Return the count of lines that hold the string "grid", with no other words.

** start ENTRIES SHOWN **

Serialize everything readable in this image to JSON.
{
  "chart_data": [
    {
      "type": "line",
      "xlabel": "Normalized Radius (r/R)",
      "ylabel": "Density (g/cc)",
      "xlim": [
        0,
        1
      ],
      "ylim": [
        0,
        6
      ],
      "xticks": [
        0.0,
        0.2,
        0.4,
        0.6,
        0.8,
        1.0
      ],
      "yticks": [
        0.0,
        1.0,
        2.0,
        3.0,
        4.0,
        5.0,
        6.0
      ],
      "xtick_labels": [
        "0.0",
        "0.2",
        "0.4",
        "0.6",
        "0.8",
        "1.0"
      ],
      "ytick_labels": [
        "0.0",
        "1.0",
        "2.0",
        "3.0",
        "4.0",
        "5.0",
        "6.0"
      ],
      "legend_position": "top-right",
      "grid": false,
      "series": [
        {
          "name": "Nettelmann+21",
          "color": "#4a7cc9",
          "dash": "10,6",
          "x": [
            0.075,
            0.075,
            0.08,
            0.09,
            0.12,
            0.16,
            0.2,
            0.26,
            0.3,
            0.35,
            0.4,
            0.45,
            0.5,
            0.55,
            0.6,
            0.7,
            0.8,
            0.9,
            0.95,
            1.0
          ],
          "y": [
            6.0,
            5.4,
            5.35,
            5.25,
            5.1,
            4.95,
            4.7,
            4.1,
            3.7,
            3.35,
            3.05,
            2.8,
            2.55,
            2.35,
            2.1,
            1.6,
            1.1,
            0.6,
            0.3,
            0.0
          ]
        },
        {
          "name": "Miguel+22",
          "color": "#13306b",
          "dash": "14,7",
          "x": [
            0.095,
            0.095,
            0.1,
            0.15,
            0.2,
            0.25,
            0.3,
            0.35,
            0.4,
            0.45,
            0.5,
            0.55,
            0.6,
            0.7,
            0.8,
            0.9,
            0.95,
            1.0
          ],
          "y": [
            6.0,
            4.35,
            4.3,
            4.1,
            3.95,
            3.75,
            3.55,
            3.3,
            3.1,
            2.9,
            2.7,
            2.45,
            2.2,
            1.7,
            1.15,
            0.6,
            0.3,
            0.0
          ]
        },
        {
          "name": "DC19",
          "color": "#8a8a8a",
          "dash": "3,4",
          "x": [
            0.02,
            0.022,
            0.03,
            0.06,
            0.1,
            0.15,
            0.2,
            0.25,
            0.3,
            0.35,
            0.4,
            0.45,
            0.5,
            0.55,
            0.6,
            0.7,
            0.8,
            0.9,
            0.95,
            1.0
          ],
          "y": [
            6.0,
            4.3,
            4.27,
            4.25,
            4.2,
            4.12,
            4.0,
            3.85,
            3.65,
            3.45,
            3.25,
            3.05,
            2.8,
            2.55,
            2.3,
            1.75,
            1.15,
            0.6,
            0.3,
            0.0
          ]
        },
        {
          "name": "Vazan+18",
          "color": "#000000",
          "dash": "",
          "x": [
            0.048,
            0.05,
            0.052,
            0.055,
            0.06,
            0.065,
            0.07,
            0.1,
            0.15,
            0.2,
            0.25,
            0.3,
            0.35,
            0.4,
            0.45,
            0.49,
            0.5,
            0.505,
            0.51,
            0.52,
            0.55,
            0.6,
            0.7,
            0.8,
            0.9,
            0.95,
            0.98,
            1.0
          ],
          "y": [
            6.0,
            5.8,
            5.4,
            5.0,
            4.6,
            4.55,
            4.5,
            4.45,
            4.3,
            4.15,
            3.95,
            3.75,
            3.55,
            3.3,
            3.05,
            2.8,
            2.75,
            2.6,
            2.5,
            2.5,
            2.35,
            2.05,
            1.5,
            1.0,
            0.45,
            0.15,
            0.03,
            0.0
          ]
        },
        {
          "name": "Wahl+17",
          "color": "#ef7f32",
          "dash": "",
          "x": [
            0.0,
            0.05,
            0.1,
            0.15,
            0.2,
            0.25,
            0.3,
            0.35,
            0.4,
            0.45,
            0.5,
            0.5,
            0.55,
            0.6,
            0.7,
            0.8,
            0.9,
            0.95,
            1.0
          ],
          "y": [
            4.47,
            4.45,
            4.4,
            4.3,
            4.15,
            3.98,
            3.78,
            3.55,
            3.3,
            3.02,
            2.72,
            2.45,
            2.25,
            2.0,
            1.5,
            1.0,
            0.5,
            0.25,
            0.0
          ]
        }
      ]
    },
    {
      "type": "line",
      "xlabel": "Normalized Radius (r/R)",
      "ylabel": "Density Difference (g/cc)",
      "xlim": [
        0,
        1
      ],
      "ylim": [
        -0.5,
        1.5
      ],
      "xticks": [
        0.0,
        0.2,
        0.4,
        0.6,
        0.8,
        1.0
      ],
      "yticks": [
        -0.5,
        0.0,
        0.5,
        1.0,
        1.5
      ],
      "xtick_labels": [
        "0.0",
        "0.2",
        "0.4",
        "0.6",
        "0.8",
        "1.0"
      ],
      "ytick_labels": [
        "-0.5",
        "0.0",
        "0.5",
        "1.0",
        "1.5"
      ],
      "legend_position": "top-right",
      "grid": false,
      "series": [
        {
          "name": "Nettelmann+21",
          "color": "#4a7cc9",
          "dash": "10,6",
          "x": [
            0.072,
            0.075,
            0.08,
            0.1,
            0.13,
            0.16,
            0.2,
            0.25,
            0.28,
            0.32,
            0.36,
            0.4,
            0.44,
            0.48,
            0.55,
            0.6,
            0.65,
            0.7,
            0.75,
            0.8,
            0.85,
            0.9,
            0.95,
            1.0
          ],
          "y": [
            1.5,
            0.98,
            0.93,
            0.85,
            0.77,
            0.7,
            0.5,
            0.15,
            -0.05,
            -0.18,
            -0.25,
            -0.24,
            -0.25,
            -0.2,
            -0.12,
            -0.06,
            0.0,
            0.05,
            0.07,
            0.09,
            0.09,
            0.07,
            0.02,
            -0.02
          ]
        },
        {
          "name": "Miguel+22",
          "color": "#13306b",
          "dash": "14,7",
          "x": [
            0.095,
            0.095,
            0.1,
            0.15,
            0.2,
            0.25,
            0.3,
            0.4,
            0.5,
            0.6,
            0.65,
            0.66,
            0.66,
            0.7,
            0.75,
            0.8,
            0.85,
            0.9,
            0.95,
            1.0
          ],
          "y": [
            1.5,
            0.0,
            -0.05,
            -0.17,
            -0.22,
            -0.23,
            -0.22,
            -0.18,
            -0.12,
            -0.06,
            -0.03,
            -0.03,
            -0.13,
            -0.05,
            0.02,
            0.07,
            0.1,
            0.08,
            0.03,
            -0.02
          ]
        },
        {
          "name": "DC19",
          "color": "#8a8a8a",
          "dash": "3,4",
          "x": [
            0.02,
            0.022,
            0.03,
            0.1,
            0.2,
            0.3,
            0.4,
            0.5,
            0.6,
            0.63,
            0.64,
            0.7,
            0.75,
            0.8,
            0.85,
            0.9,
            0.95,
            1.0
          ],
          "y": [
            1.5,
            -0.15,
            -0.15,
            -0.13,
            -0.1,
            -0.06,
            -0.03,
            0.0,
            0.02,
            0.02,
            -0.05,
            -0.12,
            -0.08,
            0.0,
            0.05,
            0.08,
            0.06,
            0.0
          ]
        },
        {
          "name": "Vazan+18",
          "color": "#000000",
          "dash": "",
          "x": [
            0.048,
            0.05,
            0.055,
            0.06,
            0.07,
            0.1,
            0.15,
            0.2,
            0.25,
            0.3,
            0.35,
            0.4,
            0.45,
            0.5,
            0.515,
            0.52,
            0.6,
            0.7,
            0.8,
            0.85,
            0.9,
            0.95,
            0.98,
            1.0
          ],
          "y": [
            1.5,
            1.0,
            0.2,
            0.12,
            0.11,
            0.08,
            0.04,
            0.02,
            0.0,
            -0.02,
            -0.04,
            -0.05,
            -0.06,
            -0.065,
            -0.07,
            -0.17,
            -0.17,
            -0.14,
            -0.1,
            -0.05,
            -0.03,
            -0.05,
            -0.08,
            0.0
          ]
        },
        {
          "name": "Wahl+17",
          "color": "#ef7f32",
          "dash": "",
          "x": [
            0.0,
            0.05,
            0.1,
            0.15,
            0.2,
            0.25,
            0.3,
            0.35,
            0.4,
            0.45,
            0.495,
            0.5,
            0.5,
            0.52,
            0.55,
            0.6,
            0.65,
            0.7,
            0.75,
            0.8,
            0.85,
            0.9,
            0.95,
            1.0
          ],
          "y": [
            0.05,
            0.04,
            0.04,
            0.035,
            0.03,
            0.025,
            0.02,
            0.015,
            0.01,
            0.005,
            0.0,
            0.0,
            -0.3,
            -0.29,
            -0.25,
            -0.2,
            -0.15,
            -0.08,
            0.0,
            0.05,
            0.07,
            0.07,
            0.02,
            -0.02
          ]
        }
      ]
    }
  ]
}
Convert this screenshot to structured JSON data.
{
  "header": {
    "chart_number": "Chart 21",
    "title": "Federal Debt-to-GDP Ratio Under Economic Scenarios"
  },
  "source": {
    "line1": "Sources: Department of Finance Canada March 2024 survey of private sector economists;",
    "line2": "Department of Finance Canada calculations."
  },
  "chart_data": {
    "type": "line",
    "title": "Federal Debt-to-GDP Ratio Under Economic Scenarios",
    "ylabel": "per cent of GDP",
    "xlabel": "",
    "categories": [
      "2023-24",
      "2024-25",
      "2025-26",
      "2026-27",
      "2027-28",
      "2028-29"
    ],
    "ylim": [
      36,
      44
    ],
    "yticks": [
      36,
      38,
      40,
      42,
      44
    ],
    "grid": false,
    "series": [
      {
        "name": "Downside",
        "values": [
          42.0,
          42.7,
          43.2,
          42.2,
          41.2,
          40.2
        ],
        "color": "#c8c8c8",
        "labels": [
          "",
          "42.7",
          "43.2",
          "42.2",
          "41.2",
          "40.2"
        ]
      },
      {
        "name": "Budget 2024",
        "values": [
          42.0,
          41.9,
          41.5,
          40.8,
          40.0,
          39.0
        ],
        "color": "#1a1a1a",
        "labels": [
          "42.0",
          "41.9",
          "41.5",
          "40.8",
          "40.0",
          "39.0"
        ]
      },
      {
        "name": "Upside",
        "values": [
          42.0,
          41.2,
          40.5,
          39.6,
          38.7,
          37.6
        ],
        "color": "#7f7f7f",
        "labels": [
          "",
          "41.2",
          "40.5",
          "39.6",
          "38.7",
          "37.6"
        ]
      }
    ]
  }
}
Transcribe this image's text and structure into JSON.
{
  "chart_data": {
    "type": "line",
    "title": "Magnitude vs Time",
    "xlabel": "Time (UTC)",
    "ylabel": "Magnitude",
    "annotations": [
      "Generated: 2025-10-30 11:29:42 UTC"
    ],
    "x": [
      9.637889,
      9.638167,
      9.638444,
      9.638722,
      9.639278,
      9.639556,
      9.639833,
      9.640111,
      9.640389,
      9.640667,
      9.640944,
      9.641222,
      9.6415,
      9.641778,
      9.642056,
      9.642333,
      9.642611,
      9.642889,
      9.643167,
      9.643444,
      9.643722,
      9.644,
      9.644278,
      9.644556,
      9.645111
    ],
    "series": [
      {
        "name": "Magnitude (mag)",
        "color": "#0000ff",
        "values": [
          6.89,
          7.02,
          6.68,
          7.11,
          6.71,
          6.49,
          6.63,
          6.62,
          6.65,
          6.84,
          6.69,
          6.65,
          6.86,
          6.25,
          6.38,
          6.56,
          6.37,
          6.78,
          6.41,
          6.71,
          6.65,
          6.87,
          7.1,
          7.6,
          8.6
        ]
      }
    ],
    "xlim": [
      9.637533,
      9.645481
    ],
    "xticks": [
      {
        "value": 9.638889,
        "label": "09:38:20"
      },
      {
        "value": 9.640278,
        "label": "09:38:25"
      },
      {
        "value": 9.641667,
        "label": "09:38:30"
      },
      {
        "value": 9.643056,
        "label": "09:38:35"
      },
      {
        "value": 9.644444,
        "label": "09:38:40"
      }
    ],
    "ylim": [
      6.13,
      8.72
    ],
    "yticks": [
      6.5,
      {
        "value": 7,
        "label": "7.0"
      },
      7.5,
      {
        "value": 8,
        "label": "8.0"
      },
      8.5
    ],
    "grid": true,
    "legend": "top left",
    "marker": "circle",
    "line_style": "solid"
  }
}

** end ENTRIES SHOWN **

▶ **RESPONSE TO THIS TASK**
4